◆ **Required actions**:
(1) Quote the passage on AI chatbots between "But as tech" and "its exponential growth.", inclusive.
(2) Answer these questions from the passage on AI chatbots:
(a) On what day and date did Google announce it was inviting users to try out Bard?
(b) What did the chatbot release that forced OpenAI to briefly shut down its interface?
(c) By what percentage did Google's stock dive after Bard's first unveiling?

◆ **Exercise passage**:
•••

Artificial intelligence (AI) solutions are set to be the greatest thing since sliced bread.
Just ask Bill Gates.
But as tech giants like Microsoft and Alphabet compete for market share primacy in the emergent landscape of intelligent, interactive tools, certain flaws in the application of their large language model (LLM) trained chatbots are increasingly rearing their embedded heads.
This, as Google announced Tuesday (March 21) it is officially inviting users to try out Bard, its entry into the generative AI race, while OpenAI was forced to briefly shut down its headline-grabbing ChatGP-4 AI interface Monday (March 20) after the chatbot released users’ search histories — a big-time data privacy no-no.
PYMNTS has previously reported on how regulation around generative AI has generally struggled to keep up with, and contain, its exponential growth.
Read more: It’s Google’s Bard vs Microsoft and ChatGPT for the Future of AI
Google’s first unveiling of its Bard chatbot wiped out nearly $100 billion in shareholder value and sent the company’s stock on an 8% dive after the AI solution gave a wrong answer during its first-look presentation — underscoring the inherent unreliability of certain LLMs trained on datasets that themselves contain potentially misleading or incorrect information.

•••

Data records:

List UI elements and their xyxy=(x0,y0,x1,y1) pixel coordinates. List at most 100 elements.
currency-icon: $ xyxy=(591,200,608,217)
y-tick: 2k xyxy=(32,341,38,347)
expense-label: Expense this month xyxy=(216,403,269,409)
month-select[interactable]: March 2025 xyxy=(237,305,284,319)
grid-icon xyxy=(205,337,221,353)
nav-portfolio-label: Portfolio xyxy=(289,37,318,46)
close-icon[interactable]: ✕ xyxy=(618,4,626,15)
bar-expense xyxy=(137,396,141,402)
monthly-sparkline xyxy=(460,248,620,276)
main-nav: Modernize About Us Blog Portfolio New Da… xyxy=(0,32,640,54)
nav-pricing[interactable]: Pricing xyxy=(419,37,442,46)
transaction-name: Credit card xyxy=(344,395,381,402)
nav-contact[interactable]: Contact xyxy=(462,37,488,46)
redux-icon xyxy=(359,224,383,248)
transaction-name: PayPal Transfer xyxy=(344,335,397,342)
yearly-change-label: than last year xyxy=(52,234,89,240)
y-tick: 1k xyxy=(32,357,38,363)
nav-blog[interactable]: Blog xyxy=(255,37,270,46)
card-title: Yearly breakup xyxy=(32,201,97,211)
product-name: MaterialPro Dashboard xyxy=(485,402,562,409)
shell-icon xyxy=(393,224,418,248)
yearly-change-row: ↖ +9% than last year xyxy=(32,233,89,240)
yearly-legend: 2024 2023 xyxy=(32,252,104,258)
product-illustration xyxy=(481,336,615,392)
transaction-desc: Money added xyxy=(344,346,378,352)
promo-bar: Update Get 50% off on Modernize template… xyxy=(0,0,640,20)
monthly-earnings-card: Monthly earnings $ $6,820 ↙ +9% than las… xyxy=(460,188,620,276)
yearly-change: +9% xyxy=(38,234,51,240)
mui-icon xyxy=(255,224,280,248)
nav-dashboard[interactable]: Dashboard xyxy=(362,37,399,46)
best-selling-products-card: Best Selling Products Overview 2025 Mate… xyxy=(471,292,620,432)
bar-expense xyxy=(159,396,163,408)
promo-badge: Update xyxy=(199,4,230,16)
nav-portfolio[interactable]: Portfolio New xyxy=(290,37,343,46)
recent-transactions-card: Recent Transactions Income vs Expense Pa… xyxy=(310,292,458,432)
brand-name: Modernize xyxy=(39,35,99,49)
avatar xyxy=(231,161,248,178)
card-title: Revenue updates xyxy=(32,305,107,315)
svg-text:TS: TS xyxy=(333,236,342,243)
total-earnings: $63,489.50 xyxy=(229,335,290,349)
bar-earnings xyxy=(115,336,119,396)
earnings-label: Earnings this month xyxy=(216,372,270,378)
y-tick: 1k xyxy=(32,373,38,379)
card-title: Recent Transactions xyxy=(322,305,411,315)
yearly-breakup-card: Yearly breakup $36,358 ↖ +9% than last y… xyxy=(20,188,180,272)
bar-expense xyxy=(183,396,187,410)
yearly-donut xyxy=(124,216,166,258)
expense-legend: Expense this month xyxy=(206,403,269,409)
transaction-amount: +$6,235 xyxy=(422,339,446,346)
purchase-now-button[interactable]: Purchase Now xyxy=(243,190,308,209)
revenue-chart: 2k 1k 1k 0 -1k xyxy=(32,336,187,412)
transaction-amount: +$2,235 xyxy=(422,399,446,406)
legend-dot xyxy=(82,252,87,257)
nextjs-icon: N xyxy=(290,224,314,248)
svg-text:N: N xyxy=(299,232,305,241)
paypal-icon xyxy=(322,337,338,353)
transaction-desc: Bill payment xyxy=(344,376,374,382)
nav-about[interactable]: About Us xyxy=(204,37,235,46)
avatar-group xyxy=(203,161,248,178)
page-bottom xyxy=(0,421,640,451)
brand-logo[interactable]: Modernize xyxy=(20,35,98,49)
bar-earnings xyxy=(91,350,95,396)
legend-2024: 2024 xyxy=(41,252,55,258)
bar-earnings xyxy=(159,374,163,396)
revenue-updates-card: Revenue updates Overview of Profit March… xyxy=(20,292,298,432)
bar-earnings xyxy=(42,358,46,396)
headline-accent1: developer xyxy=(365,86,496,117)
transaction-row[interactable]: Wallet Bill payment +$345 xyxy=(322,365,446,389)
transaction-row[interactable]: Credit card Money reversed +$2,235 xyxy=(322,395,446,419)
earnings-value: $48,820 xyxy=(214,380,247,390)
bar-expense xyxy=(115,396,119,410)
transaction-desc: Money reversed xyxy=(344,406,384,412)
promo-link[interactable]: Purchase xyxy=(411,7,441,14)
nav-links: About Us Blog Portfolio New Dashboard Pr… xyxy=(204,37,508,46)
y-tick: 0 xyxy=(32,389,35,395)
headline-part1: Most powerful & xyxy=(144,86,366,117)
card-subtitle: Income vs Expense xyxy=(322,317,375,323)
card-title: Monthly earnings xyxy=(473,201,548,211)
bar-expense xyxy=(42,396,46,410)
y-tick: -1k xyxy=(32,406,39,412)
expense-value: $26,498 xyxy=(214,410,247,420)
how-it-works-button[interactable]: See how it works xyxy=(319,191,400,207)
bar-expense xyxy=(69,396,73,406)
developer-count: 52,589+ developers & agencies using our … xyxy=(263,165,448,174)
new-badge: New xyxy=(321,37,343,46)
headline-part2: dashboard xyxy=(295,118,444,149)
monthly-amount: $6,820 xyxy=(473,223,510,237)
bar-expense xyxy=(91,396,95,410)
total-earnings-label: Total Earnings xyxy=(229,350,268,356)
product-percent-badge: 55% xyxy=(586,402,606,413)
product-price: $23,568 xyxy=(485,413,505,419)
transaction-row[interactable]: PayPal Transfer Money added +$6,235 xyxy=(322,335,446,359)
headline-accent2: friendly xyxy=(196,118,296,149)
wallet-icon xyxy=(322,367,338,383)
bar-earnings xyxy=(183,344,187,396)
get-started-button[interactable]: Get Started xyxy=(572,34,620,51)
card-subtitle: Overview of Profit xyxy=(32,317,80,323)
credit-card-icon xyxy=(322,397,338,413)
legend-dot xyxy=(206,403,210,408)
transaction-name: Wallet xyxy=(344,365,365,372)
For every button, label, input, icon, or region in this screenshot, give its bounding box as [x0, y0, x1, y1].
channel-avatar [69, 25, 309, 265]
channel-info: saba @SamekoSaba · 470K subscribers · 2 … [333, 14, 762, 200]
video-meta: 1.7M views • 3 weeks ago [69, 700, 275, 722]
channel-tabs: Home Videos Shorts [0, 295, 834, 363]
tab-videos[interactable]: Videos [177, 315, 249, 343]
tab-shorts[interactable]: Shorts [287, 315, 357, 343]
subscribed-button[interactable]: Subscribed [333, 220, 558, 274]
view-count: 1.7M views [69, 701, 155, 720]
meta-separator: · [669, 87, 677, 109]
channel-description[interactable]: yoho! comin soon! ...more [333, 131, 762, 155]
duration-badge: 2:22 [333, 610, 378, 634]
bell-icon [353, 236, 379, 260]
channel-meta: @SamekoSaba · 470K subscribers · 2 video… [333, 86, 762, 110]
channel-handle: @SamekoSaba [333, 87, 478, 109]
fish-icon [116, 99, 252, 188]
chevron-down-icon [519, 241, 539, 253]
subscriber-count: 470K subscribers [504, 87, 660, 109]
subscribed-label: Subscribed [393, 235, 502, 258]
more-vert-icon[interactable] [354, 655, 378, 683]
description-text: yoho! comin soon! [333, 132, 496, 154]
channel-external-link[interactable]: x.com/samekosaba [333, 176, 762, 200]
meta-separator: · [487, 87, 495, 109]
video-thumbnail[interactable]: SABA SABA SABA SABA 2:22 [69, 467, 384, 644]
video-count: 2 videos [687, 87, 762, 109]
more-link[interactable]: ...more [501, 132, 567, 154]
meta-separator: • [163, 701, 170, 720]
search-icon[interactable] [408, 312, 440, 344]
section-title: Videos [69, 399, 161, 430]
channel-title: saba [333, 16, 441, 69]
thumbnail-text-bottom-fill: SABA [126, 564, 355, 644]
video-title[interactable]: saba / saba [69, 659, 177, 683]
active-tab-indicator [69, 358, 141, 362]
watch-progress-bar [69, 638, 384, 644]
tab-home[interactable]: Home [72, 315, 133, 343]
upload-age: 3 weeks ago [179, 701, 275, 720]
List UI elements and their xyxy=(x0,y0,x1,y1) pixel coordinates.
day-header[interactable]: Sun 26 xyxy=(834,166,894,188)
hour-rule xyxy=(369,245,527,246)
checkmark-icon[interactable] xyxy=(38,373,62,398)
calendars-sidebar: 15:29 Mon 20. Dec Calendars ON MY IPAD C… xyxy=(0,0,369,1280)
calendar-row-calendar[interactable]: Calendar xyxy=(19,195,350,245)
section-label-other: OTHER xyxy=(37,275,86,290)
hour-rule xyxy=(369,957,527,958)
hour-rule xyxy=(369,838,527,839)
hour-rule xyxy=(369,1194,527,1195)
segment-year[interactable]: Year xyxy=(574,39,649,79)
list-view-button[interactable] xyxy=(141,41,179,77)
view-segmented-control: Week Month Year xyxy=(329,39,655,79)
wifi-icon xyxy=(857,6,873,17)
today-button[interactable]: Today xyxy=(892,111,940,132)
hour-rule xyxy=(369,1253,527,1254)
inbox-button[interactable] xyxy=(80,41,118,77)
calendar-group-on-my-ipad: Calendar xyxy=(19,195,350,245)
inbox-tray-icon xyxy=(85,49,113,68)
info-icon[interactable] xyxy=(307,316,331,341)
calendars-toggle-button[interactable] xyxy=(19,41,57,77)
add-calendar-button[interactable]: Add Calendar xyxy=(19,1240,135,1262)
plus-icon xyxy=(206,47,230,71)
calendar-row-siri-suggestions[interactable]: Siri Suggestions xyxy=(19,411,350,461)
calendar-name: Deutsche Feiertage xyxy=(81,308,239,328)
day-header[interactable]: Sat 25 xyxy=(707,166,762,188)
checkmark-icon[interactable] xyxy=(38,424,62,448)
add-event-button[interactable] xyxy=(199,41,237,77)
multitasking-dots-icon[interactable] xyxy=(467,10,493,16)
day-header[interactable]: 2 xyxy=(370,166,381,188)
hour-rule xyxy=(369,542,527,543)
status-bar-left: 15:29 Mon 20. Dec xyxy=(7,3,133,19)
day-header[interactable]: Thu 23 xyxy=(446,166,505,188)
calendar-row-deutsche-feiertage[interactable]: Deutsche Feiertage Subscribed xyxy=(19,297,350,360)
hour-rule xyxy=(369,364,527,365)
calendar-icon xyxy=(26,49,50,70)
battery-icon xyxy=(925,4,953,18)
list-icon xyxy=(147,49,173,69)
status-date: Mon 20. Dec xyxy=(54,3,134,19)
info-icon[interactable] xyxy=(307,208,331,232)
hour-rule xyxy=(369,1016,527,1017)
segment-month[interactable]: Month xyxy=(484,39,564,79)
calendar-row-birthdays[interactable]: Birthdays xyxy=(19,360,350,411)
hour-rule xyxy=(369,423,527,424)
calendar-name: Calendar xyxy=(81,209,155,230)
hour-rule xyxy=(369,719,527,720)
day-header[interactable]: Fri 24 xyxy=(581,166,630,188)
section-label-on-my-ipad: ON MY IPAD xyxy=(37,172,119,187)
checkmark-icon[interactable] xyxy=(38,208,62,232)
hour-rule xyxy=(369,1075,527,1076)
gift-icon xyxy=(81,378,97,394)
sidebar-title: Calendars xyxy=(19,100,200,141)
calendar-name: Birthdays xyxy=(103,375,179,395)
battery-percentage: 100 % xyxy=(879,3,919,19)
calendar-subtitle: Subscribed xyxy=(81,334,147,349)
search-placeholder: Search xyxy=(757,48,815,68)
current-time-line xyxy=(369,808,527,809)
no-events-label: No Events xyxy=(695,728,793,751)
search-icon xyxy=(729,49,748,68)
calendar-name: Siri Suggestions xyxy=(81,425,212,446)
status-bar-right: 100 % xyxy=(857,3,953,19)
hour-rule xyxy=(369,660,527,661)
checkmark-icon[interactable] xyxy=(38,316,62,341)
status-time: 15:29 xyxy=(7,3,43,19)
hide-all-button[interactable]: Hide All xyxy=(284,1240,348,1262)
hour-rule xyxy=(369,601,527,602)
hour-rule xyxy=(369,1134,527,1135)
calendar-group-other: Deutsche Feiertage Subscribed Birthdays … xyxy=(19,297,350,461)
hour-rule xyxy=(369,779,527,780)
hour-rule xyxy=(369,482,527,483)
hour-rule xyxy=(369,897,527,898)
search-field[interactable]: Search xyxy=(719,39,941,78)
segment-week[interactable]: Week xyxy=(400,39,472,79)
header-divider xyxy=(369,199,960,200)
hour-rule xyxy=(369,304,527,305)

•••

◆ **Answers to the problems**:
(1)
But as tech giants like Microsoft and Alphabet compete for market share primacy in the emergent landscape of intelligent, interactive tools, certain flaws in the application of their large language model (LLM) trained chatbots are increasingly rearing their embedded heads.
This, as Google announced Tuesday (March 21) it is officially inviting users to try out Bard, its entry into the generative AI race, while OpenAI was forced to briefly shut down its headline-grabbing ChatGP-4 AI interface Monday (March 20) after the chatbot released users’ search histories — a big-time data privacy no-no.
PYMNTS has previously reported on how regulation around generative AI has generally struggled to keep up with, and contain, its exponential growth.

(2)
(a) Tuesday, March 21
(b) Users' search histories
(c) 8%